[Input data — start]

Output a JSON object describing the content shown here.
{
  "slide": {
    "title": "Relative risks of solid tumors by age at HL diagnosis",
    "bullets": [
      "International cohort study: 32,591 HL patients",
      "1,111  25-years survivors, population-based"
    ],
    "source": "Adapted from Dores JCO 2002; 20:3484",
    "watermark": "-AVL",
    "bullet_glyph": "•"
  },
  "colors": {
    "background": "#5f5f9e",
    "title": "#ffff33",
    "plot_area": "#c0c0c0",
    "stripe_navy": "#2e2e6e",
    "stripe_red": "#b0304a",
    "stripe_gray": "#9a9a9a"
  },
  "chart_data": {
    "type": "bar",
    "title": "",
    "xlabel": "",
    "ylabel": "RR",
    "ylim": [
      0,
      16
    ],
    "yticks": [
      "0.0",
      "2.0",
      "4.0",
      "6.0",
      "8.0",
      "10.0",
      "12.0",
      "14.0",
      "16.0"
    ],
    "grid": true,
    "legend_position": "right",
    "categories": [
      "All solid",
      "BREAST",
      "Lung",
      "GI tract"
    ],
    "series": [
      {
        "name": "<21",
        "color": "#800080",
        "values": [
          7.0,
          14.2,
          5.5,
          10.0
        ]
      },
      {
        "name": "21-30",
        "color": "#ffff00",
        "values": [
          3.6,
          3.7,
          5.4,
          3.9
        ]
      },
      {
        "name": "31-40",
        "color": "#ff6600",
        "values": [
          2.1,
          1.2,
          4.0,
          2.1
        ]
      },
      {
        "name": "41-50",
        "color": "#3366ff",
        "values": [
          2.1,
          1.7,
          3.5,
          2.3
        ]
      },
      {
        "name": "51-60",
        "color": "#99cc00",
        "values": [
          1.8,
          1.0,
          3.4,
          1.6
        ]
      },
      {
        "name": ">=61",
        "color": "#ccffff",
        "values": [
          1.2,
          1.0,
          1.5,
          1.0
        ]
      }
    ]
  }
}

[Input data — finish]

● **Work task**
Please repeat the records so that each one reads exactly as it does above.

● **Written reply**
Output a JSON object describing the content shown here.
{
  "slide": {
    "title": "Relative risks of solid tumors by age at HL diagnosis",
    "bullets": [
      "International cohort study: 32,591 HL patients",
      "1,111  25-years survivors, population-based"
    ],
    "source": "Adapted from Dores JCO 2002; 20:3484",
    "watermark": "-AVL",
    "bullet_glyph": "•"
  },
  "colors": {
    "background": "#5f5f9e",
    "title": "#ffff33",
    "plot_area": "#c0c0c0",
    "stripe_navy": "#2e2e6e",
    "stripe_red": "#b0304a",
    "stripe_gray": "#9a9a9a"
  },
  "chart_data": {
    "type": "bar",
    "title": "",
    "xlabel": "",
    "ylabel": "RR",
    "ylim": [
      0,
      16
    ],
    "yticks": [
      "0.0",
      "2.0",
      "4.0",
      "6.0",
      "8.0",
      "10.0",
      "12.0",
      "14.0",
      "16.0"
    ],
    "grid": true,
    "legend_position": "right",
    "categories": [
      "All solid",
      "BREAST",
      "Lung",
      "GI tract"
    ],
    "series": [
      {
        "name": "<21",
        "color": "#800080",
        "values": [
          7.0,
          14.2,
          5.5,
          10.0
        ]
      },
      {
        "name": "21-30",
        "color": "#ffff00",
        "values": [
          3.6,
          3.7,
          5.4,
          3.9
        ]
      },
      {
        "name": "31-40",
        "color": "#ff6600",
        "values": [
          2.1,
          1.2,
          4.0,
          2.1
        ]
      },
      {
        "name": "41-50",
        "color": "#3366ff",
        "values": [
          2.1,
          1.7,
          3.5,
          2.3
        ]
      },
      {
        "name": "51-60",
        "color": "#99cc00",
        "values": [
          1.8,
          1.0,
          3.4,
          1.6
        ]
      },
      {
        "name": ">=61",
        "color": "#ccffff",
        "values": [
          1.2,
          1.0,
          1.5,
          1.0
        ]
      }
    ]
  }
}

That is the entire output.